GIVEN PROBLEM. Give only the number of lines in the records below that contain the word "MQTT".
Start of RECORDS SHOWN
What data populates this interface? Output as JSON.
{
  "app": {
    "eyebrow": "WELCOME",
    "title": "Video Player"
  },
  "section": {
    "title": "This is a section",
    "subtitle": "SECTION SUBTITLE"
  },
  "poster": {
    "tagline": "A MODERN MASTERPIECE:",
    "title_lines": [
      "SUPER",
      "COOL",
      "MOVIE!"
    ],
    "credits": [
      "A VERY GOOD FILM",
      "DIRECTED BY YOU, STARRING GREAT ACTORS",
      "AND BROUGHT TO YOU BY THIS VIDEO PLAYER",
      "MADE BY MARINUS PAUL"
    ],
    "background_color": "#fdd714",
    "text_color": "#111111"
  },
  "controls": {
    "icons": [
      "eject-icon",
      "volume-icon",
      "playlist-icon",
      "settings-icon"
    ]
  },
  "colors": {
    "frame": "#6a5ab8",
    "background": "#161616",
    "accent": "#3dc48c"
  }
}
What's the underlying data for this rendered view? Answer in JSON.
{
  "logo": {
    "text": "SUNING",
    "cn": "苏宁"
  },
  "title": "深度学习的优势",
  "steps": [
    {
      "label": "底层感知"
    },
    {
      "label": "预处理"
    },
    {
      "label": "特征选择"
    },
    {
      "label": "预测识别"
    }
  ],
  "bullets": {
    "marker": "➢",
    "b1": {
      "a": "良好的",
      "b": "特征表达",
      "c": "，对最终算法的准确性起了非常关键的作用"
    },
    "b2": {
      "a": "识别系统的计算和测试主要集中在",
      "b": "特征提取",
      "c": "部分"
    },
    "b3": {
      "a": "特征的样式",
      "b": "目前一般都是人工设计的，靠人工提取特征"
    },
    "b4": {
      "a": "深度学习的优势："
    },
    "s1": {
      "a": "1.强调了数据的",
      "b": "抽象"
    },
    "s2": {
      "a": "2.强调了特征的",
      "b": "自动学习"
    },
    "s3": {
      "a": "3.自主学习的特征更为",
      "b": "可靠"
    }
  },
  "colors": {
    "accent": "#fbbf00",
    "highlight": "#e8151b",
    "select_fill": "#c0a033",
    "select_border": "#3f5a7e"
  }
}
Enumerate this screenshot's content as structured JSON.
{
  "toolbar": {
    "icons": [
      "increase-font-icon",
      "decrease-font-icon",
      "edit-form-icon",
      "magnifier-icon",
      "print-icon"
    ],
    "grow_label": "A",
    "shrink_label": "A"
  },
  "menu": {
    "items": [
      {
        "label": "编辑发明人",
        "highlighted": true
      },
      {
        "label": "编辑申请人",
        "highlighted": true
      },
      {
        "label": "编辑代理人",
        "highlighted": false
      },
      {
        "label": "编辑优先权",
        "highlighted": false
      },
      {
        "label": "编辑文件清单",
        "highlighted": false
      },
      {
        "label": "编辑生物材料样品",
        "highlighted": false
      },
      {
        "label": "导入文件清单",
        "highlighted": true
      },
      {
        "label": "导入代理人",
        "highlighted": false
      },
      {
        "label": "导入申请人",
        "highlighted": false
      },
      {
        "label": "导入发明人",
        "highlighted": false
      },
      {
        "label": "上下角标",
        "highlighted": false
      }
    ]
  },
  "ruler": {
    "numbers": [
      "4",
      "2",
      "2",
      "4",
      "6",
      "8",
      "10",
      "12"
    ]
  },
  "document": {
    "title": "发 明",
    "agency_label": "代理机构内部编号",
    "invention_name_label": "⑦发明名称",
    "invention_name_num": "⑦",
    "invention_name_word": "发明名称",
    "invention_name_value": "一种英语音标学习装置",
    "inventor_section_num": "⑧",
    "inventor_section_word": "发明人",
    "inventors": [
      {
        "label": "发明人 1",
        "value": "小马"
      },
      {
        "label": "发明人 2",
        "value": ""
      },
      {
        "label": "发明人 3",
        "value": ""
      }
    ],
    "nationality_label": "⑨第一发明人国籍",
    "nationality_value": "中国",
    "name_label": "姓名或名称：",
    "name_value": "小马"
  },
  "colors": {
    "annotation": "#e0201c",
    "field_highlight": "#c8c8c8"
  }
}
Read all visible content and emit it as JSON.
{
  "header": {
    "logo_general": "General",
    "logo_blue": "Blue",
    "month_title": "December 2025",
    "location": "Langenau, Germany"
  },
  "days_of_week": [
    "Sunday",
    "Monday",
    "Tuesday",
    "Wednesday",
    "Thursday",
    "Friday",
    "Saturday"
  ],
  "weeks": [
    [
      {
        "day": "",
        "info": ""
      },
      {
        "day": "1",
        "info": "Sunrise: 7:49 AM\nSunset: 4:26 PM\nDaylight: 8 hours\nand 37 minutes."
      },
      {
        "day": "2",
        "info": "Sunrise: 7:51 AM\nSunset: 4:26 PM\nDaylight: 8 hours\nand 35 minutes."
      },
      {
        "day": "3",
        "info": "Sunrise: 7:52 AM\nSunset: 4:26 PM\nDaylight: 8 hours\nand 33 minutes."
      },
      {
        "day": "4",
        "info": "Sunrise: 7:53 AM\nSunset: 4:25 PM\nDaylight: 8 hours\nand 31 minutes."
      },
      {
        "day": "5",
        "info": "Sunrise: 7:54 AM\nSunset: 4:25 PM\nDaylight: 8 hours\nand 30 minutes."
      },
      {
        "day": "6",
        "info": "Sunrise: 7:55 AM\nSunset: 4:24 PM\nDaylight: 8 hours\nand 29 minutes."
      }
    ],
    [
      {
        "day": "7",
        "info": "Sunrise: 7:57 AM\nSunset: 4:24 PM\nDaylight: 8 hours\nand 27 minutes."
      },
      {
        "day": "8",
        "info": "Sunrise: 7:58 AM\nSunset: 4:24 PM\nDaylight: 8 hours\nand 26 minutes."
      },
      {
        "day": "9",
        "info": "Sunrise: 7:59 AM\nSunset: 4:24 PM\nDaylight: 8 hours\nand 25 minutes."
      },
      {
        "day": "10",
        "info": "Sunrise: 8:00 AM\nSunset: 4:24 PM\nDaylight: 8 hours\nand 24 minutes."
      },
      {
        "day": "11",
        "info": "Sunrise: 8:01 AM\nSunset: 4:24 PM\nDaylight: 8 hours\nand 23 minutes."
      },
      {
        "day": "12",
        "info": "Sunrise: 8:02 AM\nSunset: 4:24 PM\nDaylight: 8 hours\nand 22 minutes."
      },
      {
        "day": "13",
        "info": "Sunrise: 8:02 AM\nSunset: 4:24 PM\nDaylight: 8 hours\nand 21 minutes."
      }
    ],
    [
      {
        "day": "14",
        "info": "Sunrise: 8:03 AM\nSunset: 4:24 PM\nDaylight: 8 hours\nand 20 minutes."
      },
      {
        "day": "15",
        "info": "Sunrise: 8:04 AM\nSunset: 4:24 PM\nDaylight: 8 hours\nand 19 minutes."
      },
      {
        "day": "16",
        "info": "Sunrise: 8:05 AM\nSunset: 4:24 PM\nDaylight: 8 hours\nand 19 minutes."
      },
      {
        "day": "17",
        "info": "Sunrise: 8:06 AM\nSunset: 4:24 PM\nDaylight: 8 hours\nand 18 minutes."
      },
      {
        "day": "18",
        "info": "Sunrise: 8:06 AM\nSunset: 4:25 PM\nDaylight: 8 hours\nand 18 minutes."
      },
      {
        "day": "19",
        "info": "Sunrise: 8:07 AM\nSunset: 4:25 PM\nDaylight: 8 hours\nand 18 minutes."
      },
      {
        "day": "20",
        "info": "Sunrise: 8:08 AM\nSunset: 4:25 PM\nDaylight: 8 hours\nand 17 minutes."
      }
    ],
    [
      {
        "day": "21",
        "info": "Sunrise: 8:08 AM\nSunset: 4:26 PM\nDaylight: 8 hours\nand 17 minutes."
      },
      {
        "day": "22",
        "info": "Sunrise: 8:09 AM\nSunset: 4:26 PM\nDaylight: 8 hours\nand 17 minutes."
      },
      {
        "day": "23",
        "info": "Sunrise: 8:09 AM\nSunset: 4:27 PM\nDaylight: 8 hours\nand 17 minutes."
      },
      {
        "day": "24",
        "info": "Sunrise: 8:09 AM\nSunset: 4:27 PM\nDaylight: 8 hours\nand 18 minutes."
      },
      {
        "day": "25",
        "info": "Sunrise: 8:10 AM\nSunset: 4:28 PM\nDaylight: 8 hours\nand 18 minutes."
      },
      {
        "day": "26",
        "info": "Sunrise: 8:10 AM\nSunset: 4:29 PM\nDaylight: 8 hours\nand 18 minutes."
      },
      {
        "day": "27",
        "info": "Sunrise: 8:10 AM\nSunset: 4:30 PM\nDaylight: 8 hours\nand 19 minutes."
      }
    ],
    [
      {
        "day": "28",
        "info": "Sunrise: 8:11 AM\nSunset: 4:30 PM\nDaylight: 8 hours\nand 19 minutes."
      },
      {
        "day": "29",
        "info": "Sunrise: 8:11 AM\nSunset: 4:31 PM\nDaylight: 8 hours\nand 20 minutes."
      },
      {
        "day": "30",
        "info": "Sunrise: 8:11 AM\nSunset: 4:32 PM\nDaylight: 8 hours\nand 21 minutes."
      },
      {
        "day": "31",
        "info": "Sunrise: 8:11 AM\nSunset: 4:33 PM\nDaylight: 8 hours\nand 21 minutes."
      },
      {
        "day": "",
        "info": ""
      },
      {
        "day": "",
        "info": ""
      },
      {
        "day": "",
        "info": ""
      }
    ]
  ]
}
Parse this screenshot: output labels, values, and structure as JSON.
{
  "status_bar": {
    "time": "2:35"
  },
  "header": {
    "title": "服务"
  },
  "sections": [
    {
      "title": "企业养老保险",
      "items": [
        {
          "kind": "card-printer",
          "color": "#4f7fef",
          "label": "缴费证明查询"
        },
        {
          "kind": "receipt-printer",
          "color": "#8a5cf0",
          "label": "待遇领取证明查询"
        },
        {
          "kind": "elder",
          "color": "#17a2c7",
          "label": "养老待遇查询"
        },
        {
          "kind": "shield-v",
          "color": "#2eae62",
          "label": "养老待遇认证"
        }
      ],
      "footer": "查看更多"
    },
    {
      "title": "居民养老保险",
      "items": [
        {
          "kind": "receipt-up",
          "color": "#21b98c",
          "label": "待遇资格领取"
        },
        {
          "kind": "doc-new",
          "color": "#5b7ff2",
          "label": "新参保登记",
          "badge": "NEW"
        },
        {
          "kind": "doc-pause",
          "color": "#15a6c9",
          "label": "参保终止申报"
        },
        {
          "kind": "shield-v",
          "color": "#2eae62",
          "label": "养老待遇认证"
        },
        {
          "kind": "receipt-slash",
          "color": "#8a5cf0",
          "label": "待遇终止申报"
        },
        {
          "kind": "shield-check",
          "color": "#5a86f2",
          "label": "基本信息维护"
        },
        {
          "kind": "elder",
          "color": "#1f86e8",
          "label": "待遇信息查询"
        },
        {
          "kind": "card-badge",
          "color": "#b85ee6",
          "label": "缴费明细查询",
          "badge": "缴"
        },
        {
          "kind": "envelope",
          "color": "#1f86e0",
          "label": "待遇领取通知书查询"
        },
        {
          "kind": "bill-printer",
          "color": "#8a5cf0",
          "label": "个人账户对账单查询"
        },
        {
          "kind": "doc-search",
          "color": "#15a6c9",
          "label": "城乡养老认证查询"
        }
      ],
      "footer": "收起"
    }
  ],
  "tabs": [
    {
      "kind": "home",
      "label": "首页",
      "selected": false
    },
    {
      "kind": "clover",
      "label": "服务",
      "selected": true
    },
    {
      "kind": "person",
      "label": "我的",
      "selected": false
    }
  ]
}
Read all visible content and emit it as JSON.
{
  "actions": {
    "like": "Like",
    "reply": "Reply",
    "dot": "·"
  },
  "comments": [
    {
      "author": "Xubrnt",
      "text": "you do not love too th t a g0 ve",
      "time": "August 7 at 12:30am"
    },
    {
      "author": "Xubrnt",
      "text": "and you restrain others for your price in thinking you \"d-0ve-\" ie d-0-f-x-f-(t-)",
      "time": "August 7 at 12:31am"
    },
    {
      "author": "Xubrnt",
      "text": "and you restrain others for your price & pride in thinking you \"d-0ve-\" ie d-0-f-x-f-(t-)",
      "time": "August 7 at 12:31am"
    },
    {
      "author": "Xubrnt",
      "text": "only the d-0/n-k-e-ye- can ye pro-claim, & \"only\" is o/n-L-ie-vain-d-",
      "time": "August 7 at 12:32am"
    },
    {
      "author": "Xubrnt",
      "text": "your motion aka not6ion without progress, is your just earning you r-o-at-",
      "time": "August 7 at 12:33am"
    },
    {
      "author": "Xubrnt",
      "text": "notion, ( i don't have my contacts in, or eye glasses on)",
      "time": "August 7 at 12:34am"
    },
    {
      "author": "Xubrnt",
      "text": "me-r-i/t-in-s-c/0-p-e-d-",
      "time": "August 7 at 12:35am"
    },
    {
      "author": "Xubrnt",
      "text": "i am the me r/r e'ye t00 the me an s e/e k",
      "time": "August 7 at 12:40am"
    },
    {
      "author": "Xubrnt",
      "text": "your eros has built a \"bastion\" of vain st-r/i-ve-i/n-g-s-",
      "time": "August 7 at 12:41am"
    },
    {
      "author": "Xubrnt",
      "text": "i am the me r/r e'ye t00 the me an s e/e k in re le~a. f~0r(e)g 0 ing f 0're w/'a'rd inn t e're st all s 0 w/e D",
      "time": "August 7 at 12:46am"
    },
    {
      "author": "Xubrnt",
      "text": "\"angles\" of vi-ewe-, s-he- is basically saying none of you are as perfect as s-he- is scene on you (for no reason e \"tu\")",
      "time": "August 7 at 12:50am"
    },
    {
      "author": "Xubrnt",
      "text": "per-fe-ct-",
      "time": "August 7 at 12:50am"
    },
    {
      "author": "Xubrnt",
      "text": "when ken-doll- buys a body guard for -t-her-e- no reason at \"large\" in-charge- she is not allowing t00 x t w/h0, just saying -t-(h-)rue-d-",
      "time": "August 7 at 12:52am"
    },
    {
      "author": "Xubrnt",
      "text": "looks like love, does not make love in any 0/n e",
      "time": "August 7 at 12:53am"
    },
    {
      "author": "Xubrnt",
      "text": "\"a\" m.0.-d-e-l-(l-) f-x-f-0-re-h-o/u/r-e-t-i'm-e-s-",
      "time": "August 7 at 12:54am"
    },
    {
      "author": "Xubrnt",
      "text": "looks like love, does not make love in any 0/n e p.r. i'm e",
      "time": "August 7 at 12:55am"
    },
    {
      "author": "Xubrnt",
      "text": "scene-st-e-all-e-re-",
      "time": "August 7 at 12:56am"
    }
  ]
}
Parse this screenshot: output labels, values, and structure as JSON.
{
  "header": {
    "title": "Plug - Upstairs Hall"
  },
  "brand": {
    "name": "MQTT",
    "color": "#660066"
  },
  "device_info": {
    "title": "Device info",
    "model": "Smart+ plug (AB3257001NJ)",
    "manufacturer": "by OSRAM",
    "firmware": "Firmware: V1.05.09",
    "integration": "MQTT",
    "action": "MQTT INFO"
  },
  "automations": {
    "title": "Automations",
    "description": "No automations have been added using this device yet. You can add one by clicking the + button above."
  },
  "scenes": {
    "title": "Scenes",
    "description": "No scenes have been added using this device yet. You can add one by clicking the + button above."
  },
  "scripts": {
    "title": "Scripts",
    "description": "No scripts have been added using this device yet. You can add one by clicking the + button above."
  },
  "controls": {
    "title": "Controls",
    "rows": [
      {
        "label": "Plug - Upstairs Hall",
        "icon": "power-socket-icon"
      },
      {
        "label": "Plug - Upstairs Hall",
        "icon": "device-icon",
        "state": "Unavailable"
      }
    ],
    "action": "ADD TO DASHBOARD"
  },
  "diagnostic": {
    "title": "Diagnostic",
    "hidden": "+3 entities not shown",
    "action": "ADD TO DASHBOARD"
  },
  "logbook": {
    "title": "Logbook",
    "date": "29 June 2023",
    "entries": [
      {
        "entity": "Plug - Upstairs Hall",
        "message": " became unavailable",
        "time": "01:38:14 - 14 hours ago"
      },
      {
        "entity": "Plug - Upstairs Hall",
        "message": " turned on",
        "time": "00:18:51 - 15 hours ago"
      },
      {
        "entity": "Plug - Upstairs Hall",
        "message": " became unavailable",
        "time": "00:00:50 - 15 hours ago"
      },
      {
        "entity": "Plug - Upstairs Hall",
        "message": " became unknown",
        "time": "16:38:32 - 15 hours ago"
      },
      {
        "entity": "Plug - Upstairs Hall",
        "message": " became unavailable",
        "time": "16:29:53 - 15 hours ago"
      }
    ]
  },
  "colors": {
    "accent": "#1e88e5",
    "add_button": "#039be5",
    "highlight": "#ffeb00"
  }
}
End of RECORDS SHOWN
WRITTEN RESPONSE. 3